• [DATA SUPPLIED]:
******

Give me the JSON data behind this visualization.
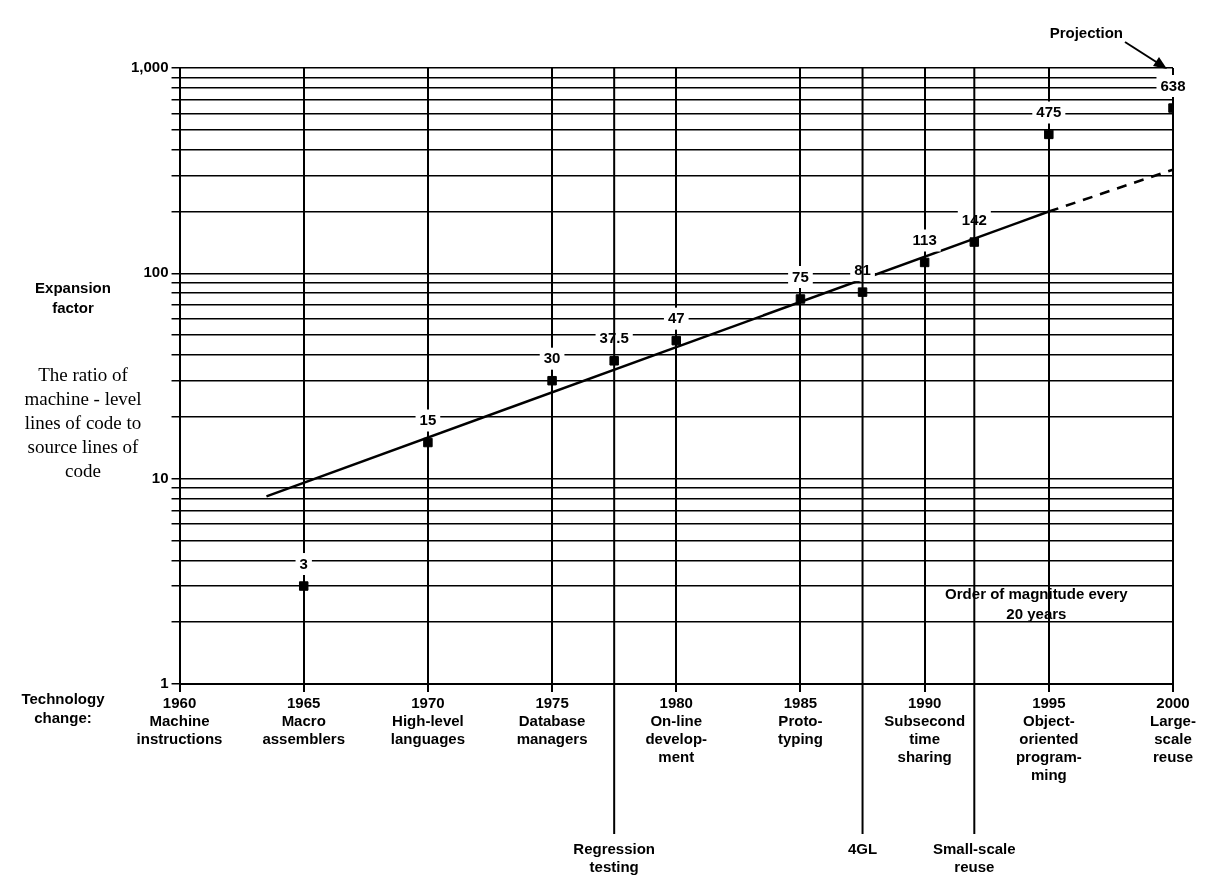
{
  "chart_data": {
    "type": "scatter",
    "ylabel": "Expansion factor",
    "log": "y",
    "grid": true,
    "legend": false,
    "xlim": [
      1960,
      2000
    ],
    "xticks": [
      {
        "value": 1960,
        "label": "1960\nMachine\ninstructions"
      },
      {
        "value": 1965,
        "label": "1965\nMacro\nassemblers"
      },
      {
        "value": 1970,
        "label": "1970\nHigh-level\nlanguages"
      },
      {
        "value": 1975,
        "label": "1975\nDatabase\nmanagers"
      },
      {
        "value": 1980,
        "label": "1980\nOn-line\ndevelop-\nment"
      },
      {
        "value": 1985,
        "label": "1985\nProto-\ntyping"
      },
      {
        "value": 1990,
        "label": "1990\nSubsecond\ntime\nsharing"
      },
      {
        "value": 1995,
        "label": "1995\nObject-\noriented\nprogram-\nming"
      },
      {
        "value": 2000,
        "label": "2000\nLarge-\nscale\nreuse"
      }
    ],
    "ylim": [
      1,
      1000
    ],
    "yticks": [
      1,
      {
        "value": 2,
        "label": null
      },
      {
        "value": 3,
        "label": null
      },
      {
        "value": 4,
        "label": null
      },
      {
        "value": 5,
        "label": null
      },
      {
        "value": 6,
        "label": null
      },
      {
        "value": 7,
        "label": null
      },
      {
        "value": 8,
        "label": null
      },
      {
        "value": 9,
        "label": null
      },
      10,
      {
        "value": 20,
        "label": null
      },
      {
        "value": 30,
        "label": null
      },
      {
        "value": 40,
        "label": null
      },
      {
        "value": 50,
        "label": null
      },
      {
        "value": 60,
        "label": null
      },
      {
        "value": 70,
        "label": null
      },
      {
        "value": 80,
        "label": null
      },
      {
        "value": 90,
        "label": null
      },
      100,
      {
        "value": 200,
        "label": null
      },
      {
        "value": 300,
        "label": null
      },
      {
        "value": 400,
        "label": null
      },
      {
        "value": 500,
        "label": null
      },
      {
        "value": 600,
        "label": null
      },
      {
        "value": 700,
        "label": null
      },
      {
        "value": 800,
        "label": null
      },
      {
        "value": 900,
        "label": null
      },
      {
        "value": 1000,
        "label": "1,000"
      }
    ],
    "series": [
      {
        "type": "scatter",
        "marker": "square",
        "color": "#000000",
        "x": [
          1965,
          1970,
          1975,
          1977.5,
          1980,
          1985,
          1987.5,
          1990,
          1992,
          1995,
          2000
        ],
        "values": [
          3,
          15,
          30,
          37.5,
          47,
          75,
          81,
          113,
          142,
          475,
          638
        ],
        "value_labels": [
          "3",
          "15",
          "30",
          "37.5",
          "47",
          "75",
          "81",
          "113",
          "142",
          "475",
          "638"
        ]
      },
      {
        "type": "line",
        "line_style": "solid",
        "color": "#000000",
        "x": [
          1963.5,
          1995
        ],
        "values": [
          8.2,
          200
        ]
      },
      {
        "type": "line",
        "line_style": "dashed",
        "color": "#000000",
        "x": [
          1995,
          2000
        ],
        "values": [
          200,
          320
        ]
      }
    ],
    "ref_lines": [
      {
        "axis": "x",
        "value": 1977.5,
        "label": "Regression testing"
      },
      {
        "axis": "x",
        "value": 1987.5,
        "label": "4GL"
      },
      {
        "axis": "x",
        "value": 1992,
        "label": "Small-scale reuse"
      }
    ],
    "annotations": [
      "Projection",
      "Order of magnitude every 20 years",
      "The ratio of machine - level lines of code to source lines of code",
      "Technology change:"
    ]
  }
}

******

Print the records above exactly as they stand, but leave out the pictures.

Give me the JSON data behind this visualization.
{
  "chart_data": {
    "type": "scatter",
    "ylabel": "Expansion factor",
    "log": "y",
    "grid": true,
    "legend": false,
    "xlim": [
      1960,
      2000
    ],
    "xticks": [
      {
        "value": 1960,
        "label": "1960\nMachine\ninstructions"
      },
      {
        "value": 1965,
        "label": "1965\nMacro\nassemblers"
      },
      {
        "value": 1970,
        "label": "1970\nHigh-level\nlanguages"
      },
      {
        "value": 1975,
        "label": "1975\nDatabase\nmanagers"
      },
      {
        "value": 1980,
        "label": "1980\nOn-line\ndevelop-\nment"
      },
      {
        "value": 1985,
        "label": "1985\nProto-\ntyping"
      },
      {
        "value": 1990,
        "label": "1990\nSubsecond\ntime\nsharing"
      },
      {
        "value": 1995,
        "label": "1995\nObject-\noriented\nprogram-\nming"
      },
      {
        "value": 2000,
        "label": "2000\nLarge-\nscale\nreuse"
      }
    ],
    "ylim": [
      1,
      1000
    ],
    "yticks": [
      1,
      {
        "value": 2,
        "label": null
      },
      {
        "value": 3,
        "label": null
      },
      {
        "value": 4,
        "label": null
      },
      {
        "value": 5,
        "label": null
      },
      {
        "value": 6,
        "label": null
      },
      {
        "value": 7,
        "label": null
      },
      {
        "value": 8,
        "label": null
      },
      {
        "value": 9,
        "label": null
      },
      10,
      {
        "value": 20,
        "label": null
      },
      {
        "value": 30,
        "label": null
      },
      {
        "value": 40,
        "label": null
      },
      {
        "value": 50,
        "label": null
      },
      {
        "value": 60,
        "label": null
      },
      {
        "value": 70,
        "label": null
      },
      {
        "value": 80,
        "label": null
      },
      {
        "value": 90,
        "label": null
      },
      100,
      {
        "value": 200,
        "label": null
      },
      {
        "value": 300,
        "label": null
      },
      {
        "value": 400,
        "label": null
      },
      {
        "value": 500,
        "label": null
      },
      {
        "value": 600,
        "label": null
      },
      {
        "value": 700,
        "label": null
      },
      {
        "value": 800,
        "label": null
      },
      {
        "value": 900,
        "label": null
      },
      {
        "value": 1000,
        "label": "1,000"
      }
    ],
    "series": [
      {
        "type": "scatter",
        "marker": "square",
        "color": "#000000",
        "x": [
          1965,
          1970,
          1975,
          1977.5,
          1980,
          1985,
          1987.5,
          1990,
          1992,
          1995,
          2000
        ],
        "values": [
          3,
          15,
          30,
          37.5,
          47,
          75,
          81,
          113,
          142,
          475,
          638
        ],
        "value_labels": [
          "3",
          "15",
          "30",
          "37.5",
          "47",
          "75",
          "81",
          "113",
          "142",
          "475",
          "638"
        ]
      },
      {
        "type": "line",
        "line_style": "solid",
        "color": "#000000",
        "x": [
          1963.5,
          1995
        ],
        "values": [
          8.2,
          200
        ]
      },
      {
        "type": "line",
        "line_style": "dashed",
        "color": "#000000",
        "x": [
          1995,
          2000
        ],
        "values": [
          200,
          320
        ]
      }
    ],
    "ref_lines": [
      {
        "axis": "x",
        "value": 1977.5,
        "label": "Regression testing"
      },
      {
        "axis": "x",
        "value": 1987.5,
        "label": "4GL"
      },
      {
        "axis": "x",
        "value": 1992,
        "label": "Small-scale reuse"
      }
    ],
    "annotations": [
      "Projection",
      "Order of magnitude every 20 years",
      "The ratio of machine - level lines of code to source lines of code",
      "Technology change:"
    ]
  }
}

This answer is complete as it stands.